**Directions for this task**
Below is a block of records; repeat each one exactly.

**Data in this exercise**
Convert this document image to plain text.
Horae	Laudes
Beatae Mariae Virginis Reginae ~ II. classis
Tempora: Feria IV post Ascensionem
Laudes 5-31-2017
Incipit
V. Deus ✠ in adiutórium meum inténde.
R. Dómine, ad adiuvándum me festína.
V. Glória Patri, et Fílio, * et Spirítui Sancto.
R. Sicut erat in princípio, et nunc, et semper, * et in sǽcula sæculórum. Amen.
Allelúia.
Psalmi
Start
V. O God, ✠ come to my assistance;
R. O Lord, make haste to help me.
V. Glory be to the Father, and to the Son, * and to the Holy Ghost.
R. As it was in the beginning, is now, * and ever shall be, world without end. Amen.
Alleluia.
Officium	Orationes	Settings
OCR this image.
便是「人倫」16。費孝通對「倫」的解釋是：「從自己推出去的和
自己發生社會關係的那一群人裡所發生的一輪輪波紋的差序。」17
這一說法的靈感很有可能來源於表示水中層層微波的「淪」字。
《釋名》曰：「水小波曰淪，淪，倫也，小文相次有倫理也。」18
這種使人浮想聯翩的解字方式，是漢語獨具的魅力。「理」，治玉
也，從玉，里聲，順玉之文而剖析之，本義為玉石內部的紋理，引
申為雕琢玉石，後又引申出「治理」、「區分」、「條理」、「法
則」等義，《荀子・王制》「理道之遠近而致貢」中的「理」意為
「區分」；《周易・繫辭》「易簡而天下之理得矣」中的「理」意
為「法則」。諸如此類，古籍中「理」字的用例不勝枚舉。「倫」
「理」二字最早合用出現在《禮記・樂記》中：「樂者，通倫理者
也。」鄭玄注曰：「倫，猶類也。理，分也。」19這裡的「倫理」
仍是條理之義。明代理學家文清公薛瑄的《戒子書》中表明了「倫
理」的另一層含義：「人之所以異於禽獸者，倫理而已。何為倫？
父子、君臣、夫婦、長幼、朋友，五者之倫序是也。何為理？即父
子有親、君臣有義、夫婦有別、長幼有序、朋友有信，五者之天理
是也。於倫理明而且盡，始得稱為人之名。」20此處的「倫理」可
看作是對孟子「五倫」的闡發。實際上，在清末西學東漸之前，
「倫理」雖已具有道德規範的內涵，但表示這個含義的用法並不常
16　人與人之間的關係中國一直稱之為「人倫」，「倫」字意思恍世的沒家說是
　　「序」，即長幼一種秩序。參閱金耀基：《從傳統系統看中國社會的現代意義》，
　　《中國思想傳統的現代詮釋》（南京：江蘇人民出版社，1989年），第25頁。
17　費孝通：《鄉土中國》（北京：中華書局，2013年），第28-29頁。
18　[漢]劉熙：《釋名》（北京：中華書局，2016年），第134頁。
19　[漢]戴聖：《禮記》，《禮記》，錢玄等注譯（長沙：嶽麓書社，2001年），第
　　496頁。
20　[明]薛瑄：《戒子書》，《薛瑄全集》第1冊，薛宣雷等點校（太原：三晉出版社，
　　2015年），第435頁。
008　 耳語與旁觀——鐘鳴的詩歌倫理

**Problem solution**
Convert this document image to plain text.
Horae	Laudes
Beatae Mariae Virginis Reginae ~ II. classis
Tempora: Feria IV post Ascensionem
Laudes 5-31-2017
Incipit
V. Deus ✠ in adiutórium meum inténde.
R. Dómine, ad adiuvándum me festína.
V. Glória Patri, et Fílio, * et Spirítui Sancto.
R. Sicut erat in princípio, et nunc, et semper, * et in sǽcula sæculórum. Amen.
Allelúia.
Psalmi
Start
V. O God, ✠ come to my assistance;
R. O Lord, make haste to help me.
V. Glory be to the Father, and to the Son, * and to the Holy Ghost.
R. As it was in the beginning, is now, * and ever shall be, world without end. Amen.
Alleluia.
Officium	Orationes	Settings
OCR this image.
便是「人倫」16。費孝通對「倫」的解釋是：「從自己推出去的和
自己發生社會關係的那一群人裡所發生的一輪輪波紋的差序。」17
這一說法的靈感很有可能來源於表示水中層層微波的「淪」字。
《釋名》曰：「水小波曰淪，淪，倫也，小文相次有倫理也。」18
這種使人浮想聯翩的解字方式，是漢語獨具的魅力。「理」，治玉
也，從玉，里聲，順玉之文而剖析之，本義為玉石內部的紋理，引
申為雕琢玉石，後又引申出「治理」、「區分」、「條理」、「法
則」等義，《荀子・王制》「理道之遠近而致貢」中的「理」意為
「區分」；《周易・繫辭》「易簡而天下之理得矣」中的「理」意
為「法則」。諸如此類，古籍中「理」字的用例不勝枚舉。「倫」
「理」二字最早合用出現在《禮記・樂記》中：「樂者，通倫理者
也。」鄭玄注曰：「倫，猶類也。理，分也。」19這裡的「倫理」
仍是條理之義。明代理學家文清公薛瑄的《戒子書》中表明了「倫
理」的另一層含義：「人之所以異於禽獸者，倫理而已。何為倫？
父子、君臣、夫婦、長幼、朋友，五者之倫序是也。何為理？即父
子有親、君臣有義、夫婦有別、長幼有序、朋友有信，五者之天理
是也。於倫理明而且盡，始得稱為人之名。」20此處的「倫理」可
看作是對孟子「五倫」的闡發。實際上，在清末西學東漸之前，
「倫理」雖已具有道德規範的內涵，但表示這個含義的用法並不常
16　人與人之間的關係中國一直稱之為「人倫」，「倫」字意思恍世的沒家說是
　　「序」，即長幼一種秩序。參閱金耀基：《從傳統系統看中國社會的現代意義》，
　　《中國思想傳統的現代詮釋》（南京：江蘇人民出版社，1989年），第25頁。
17　費孝通：《鄉土中國》（北京：中華書局，2013年），第28-29頁。
18　[漢]劉熙：《釋名》（北京：中華書局，2016年），第134頁。
19　[漢]戴聖：《禮記》，《禮記》，錢玄等注譯（長沙：嶽麓書社，2001年），第
　　496頁。
20　[明]薛瑄：《戒子書》，《薛瑄全集》第1冊，薛宣雷等點校（太原：三晉出版社，
　　2015年），第435頁。
008　 耳語與旁觀——鐘鳴的詩歌倫理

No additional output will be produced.